*Written problem:* Exclude the pictures, then repeat the remaining data exactly.

[Stored data]
-- Start --

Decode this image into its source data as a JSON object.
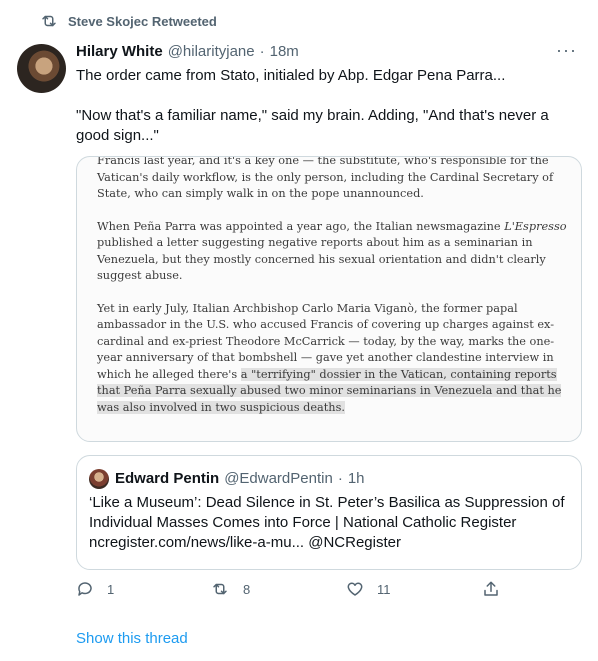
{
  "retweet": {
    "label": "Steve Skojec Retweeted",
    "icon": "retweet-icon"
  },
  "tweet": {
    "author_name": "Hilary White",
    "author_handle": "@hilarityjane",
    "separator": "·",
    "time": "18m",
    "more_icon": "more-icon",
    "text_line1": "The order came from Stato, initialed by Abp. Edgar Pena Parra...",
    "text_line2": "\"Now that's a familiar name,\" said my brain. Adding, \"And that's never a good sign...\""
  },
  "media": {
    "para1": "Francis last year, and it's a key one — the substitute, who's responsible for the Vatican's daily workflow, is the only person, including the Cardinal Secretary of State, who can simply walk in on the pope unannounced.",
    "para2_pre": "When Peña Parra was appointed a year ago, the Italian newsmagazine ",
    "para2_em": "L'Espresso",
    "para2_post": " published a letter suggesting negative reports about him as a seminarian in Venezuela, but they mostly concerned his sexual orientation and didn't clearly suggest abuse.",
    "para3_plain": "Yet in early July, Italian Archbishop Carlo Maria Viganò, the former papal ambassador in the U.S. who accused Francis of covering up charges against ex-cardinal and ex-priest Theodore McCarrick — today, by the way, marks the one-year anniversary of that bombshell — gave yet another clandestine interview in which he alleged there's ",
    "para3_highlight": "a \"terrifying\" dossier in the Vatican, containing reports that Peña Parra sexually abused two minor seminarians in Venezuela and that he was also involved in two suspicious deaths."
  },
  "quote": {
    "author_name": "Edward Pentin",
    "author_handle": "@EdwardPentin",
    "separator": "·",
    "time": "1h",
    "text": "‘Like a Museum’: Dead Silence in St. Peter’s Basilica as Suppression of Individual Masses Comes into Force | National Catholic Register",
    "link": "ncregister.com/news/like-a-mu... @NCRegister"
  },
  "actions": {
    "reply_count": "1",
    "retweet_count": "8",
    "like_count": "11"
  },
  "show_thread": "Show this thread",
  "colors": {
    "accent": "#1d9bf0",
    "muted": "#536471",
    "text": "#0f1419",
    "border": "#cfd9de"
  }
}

-- End --

*Output of the task:*
Decode this image into its source data as a JSON object.
{
  "retweet": {
    "label": "Steve Skojec Retweeted",
    "icon": "retweet-icon"
  },
  "tweet": {
    "author_name": "Hilary White",
    "author_handle": "@hilarityjane",
    "separator": "·",
    "time": "18m",
    "more_icon": "more-icon",
    "text_line1": "The order came from Stato, initialed by Abp. Edgar Pena Parra...",
    "text_line2": "\"Now that's a familiar name,\" said my brain. Adding, \"And that's never a good sign...\""
  },
  "media": {
    "para1": "Francis last year, and it's a key one — the substitute, who's responsible for the Vatican's daily workflow, is the only person, including the Cardinal Secretary of State, who can simply walk in on the pope unannounced.",
    "para2_pre": "When Peña Parra was appointed a year ago, the Italian newsmagazine ",
    "para2_em": "L'Espresso",
    "para2_post": " published a letter suggesting negative reports about him as a seminarian in Venezuela, but they mostly concerned his sexual orientation and didn't clearly suggest abuse.",
    "para3_plain": "Yet in early July, Italian Archbishop Carlo Maria Viganò, the former papal ambassador in the U.S. who accused Francis of covering up charges against ex-cardinal and ex-priest Theodore McCarrick — today, by the way, marks the one-year anniversary of that bombshell — gave yet another clandestine interview in which he alleged there's ",
    "para3_highlight": "a \"terrifying\" dossier in the Vatican, containing reports that Peña Parra sexually abused two minor seminarians in Venezuela and that he was also involved in two suspicious deaths."
  },
  "quote": {
    "author_name": "Edward Pentin",
    "author_handle": "@EdwardPentin",
    "separator": "·",
    "time": "1h",
    "text": "‘Like a Museum’: Dead Silence in St. Peter’s Basilica as Suppression of Individual Masses Comes into Force | National Catholic Register",
    "link": "ncregister.com/news/like-a-mu... @NCRegister"
  },
  "actions": {
    "reply_count": "1",
    "retweet_count": "8",
    "like_count": "11"
  },
  "show_thread": "Show this thread",
  "colors": {
    "accent": "#1d9bf0",
    "muted": "#536471",
    "text": "#0f1419",
    "border": "#cfd9de"
  }
}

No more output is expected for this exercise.